**Brief:** Report every line in the listing below where the string "year" shows up.

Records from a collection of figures
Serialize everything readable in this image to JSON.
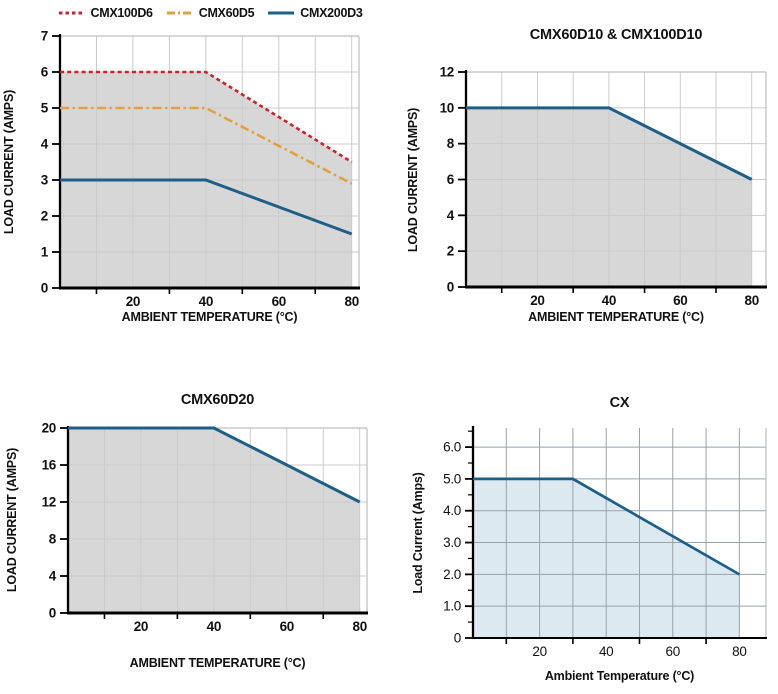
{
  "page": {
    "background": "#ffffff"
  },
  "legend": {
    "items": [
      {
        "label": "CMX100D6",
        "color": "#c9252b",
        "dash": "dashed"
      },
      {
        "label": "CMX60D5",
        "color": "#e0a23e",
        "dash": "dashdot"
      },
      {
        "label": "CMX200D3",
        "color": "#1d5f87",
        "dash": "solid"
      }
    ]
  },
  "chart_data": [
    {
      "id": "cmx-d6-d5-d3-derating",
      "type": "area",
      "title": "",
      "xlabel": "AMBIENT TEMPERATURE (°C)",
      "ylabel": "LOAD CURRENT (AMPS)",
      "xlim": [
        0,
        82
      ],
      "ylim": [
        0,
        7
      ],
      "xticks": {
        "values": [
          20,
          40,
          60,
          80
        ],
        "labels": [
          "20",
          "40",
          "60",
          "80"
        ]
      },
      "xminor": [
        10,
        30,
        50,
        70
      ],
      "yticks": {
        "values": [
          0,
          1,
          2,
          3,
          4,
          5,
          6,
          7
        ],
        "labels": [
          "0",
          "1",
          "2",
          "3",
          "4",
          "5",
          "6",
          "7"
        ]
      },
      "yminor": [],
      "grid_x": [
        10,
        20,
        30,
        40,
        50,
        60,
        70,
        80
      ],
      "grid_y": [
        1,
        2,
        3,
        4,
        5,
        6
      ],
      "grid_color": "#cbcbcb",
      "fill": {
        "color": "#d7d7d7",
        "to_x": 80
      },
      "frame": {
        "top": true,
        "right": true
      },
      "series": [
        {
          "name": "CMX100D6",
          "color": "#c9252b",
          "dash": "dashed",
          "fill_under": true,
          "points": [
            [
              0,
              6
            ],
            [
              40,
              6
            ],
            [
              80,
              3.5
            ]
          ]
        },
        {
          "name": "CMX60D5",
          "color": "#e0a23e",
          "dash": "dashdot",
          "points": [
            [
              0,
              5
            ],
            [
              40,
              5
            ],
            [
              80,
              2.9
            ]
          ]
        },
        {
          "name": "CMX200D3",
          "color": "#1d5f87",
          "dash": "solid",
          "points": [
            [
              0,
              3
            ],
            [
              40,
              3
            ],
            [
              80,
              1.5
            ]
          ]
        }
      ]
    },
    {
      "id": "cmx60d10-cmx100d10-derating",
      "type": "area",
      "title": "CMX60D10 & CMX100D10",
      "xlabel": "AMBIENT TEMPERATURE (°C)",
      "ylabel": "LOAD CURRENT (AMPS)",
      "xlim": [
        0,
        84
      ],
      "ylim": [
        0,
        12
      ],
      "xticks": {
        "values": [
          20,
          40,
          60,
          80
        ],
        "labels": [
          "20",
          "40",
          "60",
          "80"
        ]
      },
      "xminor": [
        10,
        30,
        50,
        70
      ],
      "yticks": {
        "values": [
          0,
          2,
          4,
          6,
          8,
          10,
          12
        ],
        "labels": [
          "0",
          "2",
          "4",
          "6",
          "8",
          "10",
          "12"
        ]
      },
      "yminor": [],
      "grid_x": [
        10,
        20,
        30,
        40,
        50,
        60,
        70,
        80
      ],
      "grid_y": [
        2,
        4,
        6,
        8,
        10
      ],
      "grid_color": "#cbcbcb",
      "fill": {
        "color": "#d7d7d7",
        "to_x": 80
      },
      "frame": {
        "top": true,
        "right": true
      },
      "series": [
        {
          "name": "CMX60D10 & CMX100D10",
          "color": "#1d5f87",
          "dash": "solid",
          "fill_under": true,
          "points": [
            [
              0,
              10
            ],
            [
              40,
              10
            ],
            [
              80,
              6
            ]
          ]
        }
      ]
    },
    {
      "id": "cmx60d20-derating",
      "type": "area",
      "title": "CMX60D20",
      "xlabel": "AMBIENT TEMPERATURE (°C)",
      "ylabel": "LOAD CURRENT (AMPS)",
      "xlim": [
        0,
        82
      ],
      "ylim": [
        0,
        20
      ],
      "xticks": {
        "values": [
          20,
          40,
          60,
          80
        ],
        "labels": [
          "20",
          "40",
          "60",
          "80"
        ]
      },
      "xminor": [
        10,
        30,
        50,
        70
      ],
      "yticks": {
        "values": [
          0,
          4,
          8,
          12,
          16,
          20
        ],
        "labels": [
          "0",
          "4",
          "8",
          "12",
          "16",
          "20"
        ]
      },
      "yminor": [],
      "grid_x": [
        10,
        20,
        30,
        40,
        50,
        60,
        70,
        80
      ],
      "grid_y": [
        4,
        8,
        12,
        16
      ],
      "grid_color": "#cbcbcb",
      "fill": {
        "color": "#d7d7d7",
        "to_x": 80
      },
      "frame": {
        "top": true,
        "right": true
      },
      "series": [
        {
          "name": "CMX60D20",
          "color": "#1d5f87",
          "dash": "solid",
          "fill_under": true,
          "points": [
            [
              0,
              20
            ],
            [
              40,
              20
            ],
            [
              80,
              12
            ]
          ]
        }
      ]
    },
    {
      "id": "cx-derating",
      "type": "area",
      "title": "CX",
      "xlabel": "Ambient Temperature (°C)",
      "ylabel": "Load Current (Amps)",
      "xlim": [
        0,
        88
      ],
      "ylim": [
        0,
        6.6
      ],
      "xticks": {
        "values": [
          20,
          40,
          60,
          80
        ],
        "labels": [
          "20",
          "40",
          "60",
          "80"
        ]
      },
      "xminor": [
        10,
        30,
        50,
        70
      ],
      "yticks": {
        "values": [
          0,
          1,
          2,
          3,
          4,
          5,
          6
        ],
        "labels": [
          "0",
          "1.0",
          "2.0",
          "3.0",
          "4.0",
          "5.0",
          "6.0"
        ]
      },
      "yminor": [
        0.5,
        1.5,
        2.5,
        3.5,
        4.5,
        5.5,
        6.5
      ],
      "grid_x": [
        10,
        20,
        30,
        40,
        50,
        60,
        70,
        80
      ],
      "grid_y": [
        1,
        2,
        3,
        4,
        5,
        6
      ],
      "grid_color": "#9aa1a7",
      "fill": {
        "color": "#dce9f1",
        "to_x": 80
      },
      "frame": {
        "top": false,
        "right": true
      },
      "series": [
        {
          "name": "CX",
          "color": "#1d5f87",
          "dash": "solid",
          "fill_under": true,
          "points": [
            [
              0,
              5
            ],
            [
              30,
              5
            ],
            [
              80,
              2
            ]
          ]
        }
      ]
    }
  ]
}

---

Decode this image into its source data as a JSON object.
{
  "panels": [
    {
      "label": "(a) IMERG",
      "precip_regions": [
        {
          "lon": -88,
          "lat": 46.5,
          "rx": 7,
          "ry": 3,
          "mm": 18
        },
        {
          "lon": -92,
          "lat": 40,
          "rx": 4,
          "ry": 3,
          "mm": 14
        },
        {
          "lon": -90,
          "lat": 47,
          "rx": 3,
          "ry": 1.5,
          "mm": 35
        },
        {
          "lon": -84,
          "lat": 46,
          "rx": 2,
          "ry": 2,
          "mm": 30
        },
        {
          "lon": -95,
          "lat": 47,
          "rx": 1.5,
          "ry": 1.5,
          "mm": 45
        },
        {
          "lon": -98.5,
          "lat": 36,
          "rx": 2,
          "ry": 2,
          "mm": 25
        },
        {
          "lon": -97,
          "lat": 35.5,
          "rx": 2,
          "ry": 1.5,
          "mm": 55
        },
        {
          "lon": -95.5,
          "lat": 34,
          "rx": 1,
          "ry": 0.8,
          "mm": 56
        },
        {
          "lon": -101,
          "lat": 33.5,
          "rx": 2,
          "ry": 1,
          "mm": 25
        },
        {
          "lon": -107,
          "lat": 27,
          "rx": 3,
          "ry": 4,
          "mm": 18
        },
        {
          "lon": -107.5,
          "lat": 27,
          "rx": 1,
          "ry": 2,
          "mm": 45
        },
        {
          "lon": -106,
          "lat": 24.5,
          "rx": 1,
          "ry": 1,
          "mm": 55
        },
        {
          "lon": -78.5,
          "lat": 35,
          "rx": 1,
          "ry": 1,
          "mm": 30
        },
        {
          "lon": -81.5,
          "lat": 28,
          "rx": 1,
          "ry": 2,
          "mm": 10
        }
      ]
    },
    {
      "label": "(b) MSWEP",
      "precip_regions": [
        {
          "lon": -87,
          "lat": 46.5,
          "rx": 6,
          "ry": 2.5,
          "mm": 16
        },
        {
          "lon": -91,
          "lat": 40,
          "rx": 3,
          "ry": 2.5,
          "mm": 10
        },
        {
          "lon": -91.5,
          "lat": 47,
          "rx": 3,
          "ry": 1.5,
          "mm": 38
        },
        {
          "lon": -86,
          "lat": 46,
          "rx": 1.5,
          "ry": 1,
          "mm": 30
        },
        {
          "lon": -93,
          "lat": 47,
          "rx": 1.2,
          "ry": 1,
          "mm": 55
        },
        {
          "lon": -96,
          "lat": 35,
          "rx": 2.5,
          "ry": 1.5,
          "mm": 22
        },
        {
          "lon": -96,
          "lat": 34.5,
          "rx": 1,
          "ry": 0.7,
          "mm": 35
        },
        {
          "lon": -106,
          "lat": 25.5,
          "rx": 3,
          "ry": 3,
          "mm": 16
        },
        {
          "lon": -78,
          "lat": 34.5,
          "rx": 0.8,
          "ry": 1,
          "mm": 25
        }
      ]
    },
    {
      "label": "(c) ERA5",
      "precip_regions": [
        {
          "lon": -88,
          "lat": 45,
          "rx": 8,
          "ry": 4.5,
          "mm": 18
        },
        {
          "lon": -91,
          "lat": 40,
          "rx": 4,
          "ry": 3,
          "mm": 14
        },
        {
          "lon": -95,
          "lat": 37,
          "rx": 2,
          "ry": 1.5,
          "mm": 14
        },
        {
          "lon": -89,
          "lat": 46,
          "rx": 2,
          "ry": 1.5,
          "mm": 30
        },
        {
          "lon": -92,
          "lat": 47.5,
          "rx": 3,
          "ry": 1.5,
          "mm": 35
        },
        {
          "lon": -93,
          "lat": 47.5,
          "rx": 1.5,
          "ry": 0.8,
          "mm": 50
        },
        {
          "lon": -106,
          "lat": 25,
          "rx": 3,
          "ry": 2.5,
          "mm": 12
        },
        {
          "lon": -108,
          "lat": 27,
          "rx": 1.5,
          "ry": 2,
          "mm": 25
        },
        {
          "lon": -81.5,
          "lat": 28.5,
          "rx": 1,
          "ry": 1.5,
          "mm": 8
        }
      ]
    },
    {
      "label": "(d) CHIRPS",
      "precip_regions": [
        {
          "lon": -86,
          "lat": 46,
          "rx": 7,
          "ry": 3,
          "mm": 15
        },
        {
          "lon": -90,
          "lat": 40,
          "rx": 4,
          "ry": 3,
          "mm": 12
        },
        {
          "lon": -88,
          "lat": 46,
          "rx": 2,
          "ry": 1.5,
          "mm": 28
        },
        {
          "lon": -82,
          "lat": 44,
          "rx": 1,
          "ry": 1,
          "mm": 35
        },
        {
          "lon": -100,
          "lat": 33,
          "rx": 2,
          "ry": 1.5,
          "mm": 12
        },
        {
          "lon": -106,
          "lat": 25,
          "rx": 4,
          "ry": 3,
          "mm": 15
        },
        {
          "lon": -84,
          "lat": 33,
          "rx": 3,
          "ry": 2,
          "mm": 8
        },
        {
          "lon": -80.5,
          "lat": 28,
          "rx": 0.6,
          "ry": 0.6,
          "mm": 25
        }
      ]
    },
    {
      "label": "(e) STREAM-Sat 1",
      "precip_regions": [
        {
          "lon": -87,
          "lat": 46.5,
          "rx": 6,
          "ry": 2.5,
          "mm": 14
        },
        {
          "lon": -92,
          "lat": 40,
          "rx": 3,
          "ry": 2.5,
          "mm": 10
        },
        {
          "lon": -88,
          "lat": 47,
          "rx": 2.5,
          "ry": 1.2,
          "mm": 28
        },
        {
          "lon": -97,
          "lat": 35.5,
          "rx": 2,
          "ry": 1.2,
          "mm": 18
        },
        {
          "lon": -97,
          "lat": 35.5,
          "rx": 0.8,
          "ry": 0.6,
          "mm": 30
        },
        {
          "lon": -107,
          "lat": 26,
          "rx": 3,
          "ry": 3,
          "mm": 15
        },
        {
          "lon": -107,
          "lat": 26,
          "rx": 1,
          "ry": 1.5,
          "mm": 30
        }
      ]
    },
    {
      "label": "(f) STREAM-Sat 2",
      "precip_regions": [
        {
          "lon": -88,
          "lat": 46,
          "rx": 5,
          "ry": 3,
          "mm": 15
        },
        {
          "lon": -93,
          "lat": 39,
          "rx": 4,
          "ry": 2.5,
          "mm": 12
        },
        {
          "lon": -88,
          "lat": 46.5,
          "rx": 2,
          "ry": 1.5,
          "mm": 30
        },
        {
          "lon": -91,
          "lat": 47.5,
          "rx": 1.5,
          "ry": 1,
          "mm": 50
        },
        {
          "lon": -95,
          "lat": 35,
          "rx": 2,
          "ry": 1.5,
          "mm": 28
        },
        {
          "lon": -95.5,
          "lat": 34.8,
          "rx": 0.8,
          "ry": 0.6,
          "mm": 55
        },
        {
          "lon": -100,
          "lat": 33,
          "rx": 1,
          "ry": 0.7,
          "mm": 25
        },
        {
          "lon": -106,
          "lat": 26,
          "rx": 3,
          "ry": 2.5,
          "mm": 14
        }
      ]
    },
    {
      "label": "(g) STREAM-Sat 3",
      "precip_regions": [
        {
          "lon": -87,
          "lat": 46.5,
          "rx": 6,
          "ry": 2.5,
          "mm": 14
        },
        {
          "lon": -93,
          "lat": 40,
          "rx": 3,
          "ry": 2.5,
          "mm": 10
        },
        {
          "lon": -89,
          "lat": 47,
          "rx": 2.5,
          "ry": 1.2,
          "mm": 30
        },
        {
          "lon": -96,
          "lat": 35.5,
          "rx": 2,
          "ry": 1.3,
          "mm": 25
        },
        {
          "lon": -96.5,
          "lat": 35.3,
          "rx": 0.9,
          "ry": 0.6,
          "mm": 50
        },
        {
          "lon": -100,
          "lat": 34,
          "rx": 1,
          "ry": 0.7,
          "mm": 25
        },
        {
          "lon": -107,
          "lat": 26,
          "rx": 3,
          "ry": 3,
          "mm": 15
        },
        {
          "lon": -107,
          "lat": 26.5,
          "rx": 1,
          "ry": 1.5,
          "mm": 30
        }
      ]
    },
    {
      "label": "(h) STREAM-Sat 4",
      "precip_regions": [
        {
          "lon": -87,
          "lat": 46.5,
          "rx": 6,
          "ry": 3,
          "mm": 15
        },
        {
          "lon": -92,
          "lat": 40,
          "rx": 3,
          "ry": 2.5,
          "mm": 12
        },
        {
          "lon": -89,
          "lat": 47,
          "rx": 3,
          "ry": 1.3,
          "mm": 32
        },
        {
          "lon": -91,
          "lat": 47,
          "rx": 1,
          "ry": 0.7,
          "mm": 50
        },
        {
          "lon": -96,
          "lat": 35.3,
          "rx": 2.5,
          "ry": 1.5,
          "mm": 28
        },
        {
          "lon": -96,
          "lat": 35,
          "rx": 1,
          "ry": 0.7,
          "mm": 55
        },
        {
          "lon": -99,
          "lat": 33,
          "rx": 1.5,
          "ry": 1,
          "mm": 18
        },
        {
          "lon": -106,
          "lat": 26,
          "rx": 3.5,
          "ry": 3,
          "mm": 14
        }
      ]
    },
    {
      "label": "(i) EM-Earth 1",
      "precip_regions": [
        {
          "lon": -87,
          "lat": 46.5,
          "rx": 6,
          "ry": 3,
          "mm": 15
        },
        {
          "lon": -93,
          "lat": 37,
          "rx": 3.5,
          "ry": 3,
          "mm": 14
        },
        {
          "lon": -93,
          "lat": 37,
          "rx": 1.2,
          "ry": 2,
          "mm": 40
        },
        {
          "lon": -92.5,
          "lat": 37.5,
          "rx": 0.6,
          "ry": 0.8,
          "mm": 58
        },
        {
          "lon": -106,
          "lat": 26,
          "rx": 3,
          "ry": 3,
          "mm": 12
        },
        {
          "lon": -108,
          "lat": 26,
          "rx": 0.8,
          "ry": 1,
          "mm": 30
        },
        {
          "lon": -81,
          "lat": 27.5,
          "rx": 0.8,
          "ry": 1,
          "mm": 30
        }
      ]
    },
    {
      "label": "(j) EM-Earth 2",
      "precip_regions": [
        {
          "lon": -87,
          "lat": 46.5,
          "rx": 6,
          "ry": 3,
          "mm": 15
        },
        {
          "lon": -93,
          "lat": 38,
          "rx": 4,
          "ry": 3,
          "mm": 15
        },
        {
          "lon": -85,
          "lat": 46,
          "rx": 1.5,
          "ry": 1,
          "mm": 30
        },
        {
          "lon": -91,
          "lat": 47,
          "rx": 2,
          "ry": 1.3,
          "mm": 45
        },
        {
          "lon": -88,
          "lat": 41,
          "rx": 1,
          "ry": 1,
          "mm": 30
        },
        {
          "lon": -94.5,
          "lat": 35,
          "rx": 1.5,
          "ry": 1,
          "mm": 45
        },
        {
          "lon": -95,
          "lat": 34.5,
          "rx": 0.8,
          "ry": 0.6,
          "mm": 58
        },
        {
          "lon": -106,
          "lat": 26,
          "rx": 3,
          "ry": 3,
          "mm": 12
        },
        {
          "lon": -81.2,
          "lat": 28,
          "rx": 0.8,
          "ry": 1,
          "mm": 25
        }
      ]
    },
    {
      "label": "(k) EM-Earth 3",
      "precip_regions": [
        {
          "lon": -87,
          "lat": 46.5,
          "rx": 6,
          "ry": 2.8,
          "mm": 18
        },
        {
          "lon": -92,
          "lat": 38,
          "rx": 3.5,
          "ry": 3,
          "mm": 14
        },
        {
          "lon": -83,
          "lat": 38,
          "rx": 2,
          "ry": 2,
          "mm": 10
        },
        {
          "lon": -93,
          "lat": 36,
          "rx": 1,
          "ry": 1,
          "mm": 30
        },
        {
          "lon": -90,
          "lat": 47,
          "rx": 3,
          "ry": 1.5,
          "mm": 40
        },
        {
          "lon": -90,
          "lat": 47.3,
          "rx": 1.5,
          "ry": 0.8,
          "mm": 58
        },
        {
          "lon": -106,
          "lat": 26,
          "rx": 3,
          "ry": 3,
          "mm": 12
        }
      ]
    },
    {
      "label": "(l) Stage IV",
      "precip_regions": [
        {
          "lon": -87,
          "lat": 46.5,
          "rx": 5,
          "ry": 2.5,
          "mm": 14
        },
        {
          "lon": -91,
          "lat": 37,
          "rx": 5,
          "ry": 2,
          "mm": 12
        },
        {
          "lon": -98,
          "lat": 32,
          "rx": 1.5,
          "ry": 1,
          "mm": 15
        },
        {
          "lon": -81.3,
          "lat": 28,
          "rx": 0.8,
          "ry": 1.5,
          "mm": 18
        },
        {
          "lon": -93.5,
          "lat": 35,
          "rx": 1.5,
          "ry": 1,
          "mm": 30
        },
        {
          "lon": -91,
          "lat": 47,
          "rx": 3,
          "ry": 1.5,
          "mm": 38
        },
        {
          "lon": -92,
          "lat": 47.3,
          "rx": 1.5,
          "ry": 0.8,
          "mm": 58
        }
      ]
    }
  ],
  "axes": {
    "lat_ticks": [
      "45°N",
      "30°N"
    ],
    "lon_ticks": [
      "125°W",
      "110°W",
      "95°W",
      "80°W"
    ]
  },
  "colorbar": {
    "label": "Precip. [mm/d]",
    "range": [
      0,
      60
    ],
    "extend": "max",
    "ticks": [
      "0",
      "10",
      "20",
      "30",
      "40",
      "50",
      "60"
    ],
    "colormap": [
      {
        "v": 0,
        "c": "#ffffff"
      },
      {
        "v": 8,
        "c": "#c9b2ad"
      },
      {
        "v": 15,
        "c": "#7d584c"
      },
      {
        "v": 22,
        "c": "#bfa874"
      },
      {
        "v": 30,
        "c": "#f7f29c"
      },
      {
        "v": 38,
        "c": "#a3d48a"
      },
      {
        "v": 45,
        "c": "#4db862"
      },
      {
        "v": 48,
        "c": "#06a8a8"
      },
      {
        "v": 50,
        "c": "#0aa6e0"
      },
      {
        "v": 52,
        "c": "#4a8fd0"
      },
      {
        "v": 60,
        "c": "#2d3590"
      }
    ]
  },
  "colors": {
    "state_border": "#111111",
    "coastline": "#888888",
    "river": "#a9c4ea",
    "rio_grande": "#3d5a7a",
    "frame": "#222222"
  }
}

...

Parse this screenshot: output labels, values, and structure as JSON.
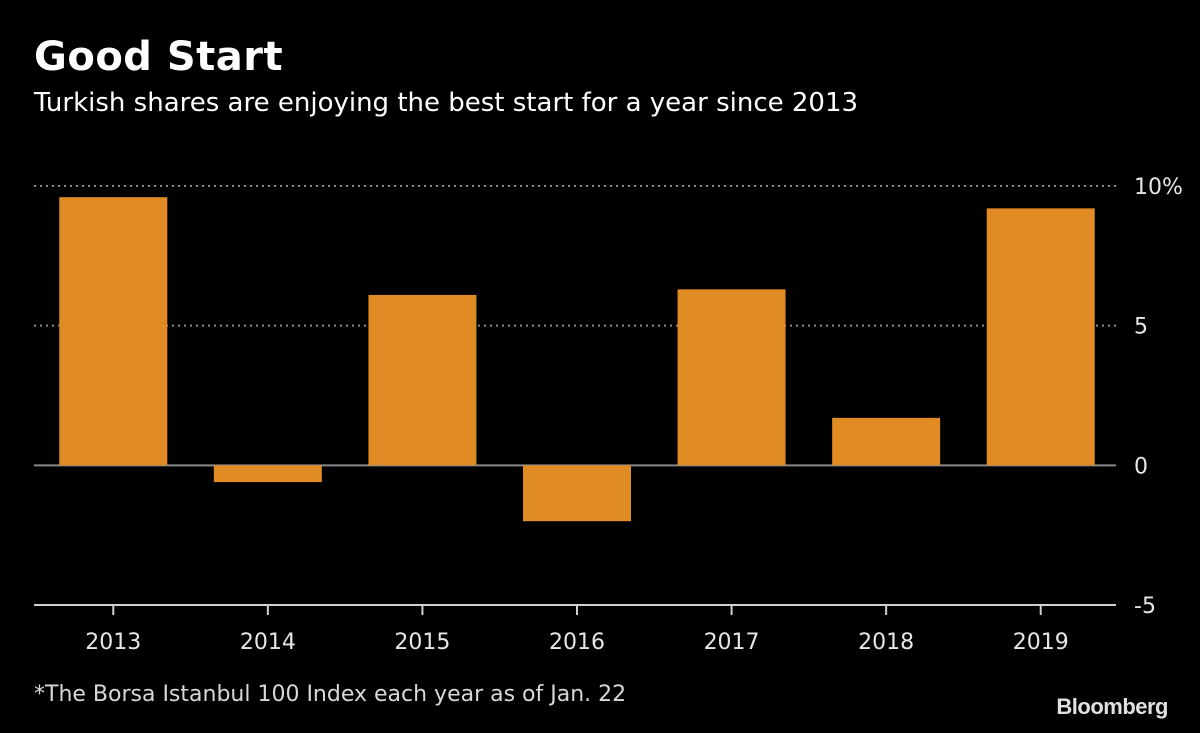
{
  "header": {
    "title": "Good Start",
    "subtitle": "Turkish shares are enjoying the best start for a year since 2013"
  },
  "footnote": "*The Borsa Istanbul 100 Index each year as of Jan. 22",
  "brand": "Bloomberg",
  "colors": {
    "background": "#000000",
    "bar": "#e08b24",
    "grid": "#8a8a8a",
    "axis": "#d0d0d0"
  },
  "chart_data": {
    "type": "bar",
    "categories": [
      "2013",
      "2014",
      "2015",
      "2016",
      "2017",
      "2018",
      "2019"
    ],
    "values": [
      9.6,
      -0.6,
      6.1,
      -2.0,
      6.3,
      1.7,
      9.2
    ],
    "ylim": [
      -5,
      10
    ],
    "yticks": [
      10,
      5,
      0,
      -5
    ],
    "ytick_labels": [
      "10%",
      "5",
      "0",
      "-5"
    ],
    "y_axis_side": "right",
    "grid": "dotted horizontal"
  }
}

**Solution for this problem:**
    "subtitle": "Turkish shares are enjoying the best start for a year since 2013"
  "footnote": "*The Borsa Istanbul 100 Index each year as of Jan. 22",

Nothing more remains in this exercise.